### What to do
Output the material below in its entirety, exactly as given.
####
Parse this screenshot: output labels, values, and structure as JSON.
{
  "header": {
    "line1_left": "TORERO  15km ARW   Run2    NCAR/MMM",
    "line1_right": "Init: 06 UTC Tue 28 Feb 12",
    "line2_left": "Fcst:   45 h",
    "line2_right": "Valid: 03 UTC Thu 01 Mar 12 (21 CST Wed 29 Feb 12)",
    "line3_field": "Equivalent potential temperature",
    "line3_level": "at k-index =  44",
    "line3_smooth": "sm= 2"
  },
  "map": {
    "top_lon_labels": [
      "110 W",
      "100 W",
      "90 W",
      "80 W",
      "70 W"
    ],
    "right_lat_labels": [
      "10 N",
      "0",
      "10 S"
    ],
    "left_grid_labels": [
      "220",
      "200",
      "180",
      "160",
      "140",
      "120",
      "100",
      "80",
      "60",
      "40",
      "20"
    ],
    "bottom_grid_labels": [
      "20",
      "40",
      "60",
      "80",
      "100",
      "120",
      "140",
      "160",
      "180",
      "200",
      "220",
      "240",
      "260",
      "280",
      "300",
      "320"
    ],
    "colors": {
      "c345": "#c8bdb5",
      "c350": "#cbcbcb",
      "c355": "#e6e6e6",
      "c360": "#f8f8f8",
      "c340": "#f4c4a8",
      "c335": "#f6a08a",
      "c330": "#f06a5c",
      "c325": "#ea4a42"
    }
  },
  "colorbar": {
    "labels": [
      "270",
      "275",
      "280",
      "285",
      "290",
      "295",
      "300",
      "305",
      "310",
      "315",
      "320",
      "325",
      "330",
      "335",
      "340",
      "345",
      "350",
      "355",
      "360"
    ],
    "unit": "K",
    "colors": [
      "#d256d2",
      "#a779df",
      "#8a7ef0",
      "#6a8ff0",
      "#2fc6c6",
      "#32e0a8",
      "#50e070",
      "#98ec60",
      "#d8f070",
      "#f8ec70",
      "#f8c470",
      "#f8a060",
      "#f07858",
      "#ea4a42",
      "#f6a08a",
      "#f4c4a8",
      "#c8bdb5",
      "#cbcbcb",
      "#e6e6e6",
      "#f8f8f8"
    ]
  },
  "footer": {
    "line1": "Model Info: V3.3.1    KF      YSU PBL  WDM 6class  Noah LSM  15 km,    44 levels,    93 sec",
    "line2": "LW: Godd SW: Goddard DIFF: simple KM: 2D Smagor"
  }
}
####
### Finished answer
Parse this screenshot: output labels, values, and structure as JSON.
{
  "header": {
    "line1_left": "TORERO  15km ARW   Run2    NCAR/MMM",
    "line1_right": "Init: 06 UTC Tue 28 Feb 12",
    "line2_left": "Fcst:   45 h",
    "line2_right": "Valid: 03 UTC Thu 01 Mar 12 (21 CST Wed 29 Feb 12)",
    "line3_field": "Equivalent potential temperature",
    "line3_level": "at k-index =  44",
    "line3_smooth": "sm= 2"
  },
  "map": {
    "top_lon_labels": [
      "110 W",
      "100 W",
      "90 W",
      "80 W",
      "70 W"
    ],
    "right_lat_labels": [
      "10 N",
      "0",
      "10 S"
    ],
    "left_grid_labels": [
      "220",
      "200",
      "180",
      "160",
      "140",
      "120",
      "100",
      "80",
      "60",
      "40",
      "20"
    ],
    "bottom_grid_labels": [
      "20",
      "40",
      "60",
      "80",
      "100",
      "120",
      "140",
      "160",
      "180",
      "200",
      "220",
      "240",
      "260",
      "280",
      "300",
      "320"
    ],
    "colors": {
      "c345": "#c8bdb5",
      "c350": "#cbcbcb",
      "c355": "#e6e6e6",
      "c360": "#f8f8f8",
      "c340": "#f4c4a8",
      "c335": "#f6a08a",
      "c330": "#f06a5c",
      "c325": "#ea4a42"
    }
  },
  "colorbar": {
    "labels": [
      "270",
      "275",
      "280",
      "285",
      "290",
      "295",
      "300",
      "305",
      "310",
      "315",
      "320",
      "325",
      "330",
      "335",
      "340",
      "345",
      "350",
      "355",
      "360"
    ],
    "unit": "K",
    "colors": [
      "#d256d2",
      "#a779df",
      "#8a7ef0",
      "#6a8ff0",
      "#2fc6c6",
      "#32e0a8",
      "#50e070",
      "#98ec60",
      "#d8f070",
      "#f8ec70",
      "#f8c470",
      "#f8a060",
      "#f07858",
      "#ea4a42",
      "#f6a08a",
      "#f4c4a8",
      "#c8bdb5",
      "#cbcbcb",
      "#e6e6e6",
      "#f8f8f8"
    ]
  },
  "footer": {
    "line1": "Model Info: V3.3.1    KF      YSU PBL  WDM 6class  Noah LSM  15 km,    44 levels,    93 sec",
    "line2": "LW: Godd SW: Goddard DIFF: simple KM: 2D Smagor"
  }
}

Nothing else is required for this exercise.